● **SOURCE DATA**:
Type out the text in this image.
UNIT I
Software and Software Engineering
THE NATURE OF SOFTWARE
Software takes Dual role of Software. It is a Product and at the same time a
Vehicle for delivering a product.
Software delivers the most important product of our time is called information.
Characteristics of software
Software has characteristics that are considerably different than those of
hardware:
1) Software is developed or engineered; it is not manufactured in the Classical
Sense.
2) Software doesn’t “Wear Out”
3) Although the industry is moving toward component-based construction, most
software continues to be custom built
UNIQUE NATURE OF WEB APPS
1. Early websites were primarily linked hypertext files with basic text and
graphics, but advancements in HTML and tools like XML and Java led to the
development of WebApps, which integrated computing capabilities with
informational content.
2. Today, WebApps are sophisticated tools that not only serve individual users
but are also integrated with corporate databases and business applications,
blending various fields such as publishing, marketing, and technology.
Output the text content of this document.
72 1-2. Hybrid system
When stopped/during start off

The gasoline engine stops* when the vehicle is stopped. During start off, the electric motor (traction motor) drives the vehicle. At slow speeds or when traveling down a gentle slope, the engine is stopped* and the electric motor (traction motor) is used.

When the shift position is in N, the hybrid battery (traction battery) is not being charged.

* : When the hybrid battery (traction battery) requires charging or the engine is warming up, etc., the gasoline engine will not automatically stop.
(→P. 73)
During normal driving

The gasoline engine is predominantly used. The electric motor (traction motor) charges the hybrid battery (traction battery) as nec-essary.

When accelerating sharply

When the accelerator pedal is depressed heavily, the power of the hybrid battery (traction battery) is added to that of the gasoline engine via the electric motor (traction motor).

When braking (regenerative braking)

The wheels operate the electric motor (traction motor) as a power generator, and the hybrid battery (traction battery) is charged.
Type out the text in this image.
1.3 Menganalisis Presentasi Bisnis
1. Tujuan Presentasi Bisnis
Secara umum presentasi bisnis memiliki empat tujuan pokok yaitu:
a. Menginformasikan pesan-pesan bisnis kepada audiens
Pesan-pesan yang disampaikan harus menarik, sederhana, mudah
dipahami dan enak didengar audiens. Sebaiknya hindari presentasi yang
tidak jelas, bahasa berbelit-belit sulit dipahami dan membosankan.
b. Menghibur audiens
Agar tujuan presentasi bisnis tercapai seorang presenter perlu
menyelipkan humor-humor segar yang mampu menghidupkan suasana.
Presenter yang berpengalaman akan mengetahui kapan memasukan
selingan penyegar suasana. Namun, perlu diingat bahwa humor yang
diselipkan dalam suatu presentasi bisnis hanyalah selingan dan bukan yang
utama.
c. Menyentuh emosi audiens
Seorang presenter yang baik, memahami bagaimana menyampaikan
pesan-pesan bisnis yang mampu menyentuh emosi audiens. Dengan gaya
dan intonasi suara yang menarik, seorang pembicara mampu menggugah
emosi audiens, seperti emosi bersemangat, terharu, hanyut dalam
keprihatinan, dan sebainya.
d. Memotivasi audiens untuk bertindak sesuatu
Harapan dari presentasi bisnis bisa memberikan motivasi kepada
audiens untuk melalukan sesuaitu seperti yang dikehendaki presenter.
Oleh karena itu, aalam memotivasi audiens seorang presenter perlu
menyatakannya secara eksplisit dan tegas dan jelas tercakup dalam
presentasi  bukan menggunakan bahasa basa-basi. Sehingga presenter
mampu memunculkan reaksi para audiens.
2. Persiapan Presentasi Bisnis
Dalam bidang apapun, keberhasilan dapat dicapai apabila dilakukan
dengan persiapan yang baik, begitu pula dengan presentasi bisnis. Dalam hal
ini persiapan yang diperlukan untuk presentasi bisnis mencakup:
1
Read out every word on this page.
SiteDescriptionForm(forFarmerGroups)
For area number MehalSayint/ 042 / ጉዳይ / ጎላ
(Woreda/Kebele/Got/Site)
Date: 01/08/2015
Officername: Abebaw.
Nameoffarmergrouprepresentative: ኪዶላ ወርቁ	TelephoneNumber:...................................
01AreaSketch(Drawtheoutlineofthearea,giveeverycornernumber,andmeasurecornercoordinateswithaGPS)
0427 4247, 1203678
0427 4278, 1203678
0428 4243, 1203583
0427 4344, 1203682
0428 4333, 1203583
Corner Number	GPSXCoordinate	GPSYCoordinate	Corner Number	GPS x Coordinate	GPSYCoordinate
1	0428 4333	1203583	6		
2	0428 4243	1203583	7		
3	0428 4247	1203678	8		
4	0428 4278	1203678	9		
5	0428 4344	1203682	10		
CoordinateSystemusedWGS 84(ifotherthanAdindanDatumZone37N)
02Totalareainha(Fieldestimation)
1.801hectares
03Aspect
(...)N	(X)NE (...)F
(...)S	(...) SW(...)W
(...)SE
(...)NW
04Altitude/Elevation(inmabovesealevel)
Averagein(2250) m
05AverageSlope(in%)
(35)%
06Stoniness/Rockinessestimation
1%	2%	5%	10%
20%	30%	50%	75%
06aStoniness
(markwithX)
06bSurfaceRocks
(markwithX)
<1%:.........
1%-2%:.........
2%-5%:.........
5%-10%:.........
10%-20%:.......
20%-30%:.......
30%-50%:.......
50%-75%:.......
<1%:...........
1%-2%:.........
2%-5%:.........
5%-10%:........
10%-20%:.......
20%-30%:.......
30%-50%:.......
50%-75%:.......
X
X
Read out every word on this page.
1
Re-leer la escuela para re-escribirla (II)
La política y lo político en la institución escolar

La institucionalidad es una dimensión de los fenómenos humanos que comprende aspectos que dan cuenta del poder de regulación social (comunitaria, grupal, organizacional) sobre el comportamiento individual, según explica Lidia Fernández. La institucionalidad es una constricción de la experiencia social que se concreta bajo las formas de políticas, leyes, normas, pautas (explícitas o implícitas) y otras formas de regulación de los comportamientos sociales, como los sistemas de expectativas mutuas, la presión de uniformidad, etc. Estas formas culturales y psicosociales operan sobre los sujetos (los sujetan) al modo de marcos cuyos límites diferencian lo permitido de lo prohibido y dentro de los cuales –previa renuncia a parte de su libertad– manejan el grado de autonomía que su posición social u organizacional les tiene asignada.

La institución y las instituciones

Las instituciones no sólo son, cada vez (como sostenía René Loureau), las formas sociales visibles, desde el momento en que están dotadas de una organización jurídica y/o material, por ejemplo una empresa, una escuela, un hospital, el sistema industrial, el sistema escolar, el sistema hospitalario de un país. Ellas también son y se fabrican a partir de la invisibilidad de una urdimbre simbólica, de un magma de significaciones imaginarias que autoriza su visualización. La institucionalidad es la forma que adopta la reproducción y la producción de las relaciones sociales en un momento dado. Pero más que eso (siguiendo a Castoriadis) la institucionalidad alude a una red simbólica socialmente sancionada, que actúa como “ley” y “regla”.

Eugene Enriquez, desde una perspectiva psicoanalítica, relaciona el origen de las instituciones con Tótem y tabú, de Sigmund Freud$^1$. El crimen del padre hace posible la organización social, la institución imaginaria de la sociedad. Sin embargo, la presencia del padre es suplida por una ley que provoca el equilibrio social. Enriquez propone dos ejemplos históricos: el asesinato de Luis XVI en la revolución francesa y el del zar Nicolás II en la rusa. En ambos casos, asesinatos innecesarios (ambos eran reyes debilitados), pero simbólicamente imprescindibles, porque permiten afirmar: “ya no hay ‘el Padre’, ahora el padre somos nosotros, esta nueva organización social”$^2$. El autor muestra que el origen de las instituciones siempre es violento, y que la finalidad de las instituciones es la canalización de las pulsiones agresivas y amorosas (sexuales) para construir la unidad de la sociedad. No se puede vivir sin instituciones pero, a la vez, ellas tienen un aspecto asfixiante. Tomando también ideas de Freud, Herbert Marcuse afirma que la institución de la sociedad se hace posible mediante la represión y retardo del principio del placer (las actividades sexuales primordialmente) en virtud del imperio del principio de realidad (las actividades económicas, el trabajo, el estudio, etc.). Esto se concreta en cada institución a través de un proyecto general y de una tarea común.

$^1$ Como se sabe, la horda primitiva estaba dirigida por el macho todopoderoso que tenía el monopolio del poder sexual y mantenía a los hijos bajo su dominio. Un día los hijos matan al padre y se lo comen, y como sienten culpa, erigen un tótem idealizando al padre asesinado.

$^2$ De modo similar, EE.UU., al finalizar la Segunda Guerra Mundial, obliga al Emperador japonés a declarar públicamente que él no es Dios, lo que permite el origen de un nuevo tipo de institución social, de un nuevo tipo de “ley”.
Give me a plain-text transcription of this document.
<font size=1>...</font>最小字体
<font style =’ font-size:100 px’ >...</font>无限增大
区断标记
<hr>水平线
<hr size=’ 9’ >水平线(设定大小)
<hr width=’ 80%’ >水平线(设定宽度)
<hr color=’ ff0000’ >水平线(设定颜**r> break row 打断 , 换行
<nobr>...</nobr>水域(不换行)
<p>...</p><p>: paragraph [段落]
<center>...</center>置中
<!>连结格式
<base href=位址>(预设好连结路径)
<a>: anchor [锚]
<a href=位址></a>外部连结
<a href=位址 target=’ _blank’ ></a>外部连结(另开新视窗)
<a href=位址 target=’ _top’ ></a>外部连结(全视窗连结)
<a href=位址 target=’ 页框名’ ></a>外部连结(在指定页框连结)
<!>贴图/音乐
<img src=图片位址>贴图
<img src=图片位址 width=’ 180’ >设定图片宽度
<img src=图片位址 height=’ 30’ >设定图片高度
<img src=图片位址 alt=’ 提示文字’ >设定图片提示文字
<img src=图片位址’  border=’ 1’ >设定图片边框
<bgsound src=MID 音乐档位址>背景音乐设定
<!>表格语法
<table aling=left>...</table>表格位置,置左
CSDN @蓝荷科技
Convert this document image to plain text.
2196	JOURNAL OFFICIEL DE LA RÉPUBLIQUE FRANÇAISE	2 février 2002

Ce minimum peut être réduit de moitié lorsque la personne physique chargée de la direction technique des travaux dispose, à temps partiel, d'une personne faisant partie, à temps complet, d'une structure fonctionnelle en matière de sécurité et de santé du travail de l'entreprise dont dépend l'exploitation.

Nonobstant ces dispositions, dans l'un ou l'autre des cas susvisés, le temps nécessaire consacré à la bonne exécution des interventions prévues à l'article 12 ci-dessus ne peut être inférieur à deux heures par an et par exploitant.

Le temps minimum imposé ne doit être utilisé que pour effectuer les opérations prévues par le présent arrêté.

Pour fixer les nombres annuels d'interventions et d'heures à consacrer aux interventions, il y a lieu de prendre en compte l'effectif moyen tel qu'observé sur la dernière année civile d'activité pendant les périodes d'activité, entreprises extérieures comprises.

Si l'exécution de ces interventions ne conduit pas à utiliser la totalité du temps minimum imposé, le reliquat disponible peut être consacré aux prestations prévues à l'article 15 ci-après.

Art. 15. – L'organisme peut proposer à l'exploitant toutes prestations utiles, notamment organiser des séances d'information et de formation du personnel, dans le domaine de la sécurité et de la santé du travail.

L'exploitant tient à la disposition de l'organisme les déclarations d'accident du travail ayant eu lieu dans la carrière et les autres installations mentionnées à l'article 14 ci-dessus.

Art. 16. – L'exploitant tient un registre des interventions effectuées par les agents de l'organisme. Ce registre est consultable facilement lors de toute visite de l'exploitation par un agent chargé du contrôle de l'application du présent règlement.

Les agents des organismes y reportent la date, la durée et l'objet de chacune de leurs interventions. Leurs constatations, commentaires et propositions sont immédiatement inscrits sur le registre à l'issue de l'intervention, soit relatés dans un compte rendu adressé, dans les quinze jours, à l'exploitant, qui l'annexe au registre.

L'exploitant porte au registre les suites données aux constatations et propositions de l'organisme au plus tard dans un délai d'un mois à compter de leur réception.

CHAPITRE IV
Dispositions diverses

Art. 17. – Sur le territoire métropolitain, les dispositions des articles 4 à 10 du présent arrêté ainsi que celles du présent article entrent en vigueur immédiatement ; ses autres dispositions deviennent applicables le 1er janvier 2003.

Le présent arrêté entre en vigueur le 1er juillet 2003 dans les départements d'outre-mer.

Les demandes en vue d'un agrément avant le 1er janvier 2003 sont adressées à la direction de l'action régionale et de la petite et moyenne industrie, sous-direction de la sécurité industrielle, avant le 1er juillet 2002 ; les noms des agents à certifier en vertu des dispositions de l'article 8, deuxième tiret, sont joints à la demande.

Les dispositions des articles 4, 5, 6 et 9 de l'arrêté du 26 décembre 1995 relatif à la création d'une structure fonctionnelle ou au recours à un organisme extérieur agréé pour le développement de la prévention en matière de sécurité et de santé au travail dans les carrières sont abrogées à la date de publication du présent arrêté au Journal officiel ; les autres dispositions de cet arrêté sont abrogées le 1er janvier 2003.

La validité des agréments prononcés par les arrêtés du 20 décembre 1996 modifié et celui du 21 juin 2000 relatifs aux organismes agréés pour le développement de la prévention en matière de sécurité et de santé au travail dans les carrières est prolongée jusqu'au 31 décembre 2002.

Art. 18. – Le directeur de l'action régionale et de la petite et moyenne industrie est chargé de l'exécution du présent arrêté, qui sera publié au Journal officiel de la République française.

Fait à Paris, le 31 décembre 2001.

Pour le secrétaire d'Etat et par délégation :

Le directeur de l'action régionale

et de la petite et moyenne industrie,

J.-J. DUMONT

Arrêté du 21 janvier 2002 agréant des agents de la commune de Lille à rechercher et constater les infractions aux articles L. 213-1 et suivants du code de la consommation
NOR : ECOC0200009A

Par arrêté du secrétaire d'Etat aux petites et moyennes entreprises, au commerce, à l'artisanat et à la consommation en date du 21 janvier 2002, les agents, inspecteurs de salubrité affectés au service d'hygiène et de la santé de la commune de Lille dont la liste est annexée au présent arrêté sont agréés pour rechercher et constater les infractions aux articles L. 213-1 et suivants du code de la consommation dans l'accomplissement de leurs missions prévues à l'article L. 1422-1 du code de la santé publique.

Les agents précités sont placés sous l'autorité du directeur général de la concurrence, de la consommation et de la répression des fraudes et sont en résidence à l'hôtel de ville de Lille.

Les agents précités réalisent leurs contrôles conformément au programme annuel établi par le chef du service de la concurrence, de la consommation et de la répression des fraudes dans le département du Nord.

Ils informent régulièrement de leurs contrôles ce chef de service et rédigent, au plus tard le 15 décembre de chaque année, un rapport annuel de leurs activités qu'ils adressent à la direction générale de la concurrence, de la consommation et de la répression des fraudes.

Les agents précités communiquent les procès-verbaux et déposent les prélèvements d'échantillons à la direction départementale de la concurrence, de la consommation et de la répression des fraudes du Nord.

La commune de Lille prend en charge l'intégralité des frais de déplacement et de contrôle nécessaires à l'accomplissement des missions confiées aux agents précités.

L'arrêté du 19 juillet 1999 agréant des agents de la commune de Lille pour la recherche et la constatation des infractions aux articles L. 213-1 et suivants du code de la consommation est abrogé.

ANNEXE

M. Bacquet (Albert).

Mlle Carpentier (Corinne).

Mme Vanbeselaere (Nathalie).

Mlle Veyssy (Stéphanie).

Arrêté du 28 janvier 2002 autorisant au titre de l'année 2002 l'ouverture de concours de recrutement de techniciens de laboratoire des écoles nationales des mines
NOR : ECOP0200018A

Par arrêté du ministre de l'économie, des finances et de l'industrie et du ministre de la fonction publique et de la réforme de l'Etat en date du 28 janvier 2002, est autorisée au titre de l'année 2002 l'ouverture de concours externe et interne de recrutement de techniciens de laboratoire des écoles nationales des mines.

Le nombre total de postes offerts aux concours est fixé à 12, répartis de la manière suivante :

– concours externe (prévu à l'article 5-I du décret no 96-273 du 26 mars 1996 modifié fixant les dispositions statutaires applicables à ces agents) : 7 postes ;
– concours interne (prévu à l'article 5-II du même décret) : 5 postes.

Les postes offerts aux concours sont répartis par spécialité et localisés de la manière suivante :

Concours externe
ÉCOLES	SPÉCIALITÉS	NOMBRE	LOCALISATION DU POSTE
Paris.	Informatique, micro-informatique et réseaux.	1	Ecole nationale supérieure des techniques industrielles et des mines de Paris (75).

● **GIVEN INSTRUCTION**: Locate and copy each line in the data above that includes the word "time".

● **WRITTEN RESPONSE**:
Software takes Dual role of Software. It is a Product and at the same time a
Software delivers the most important product of our time is called information.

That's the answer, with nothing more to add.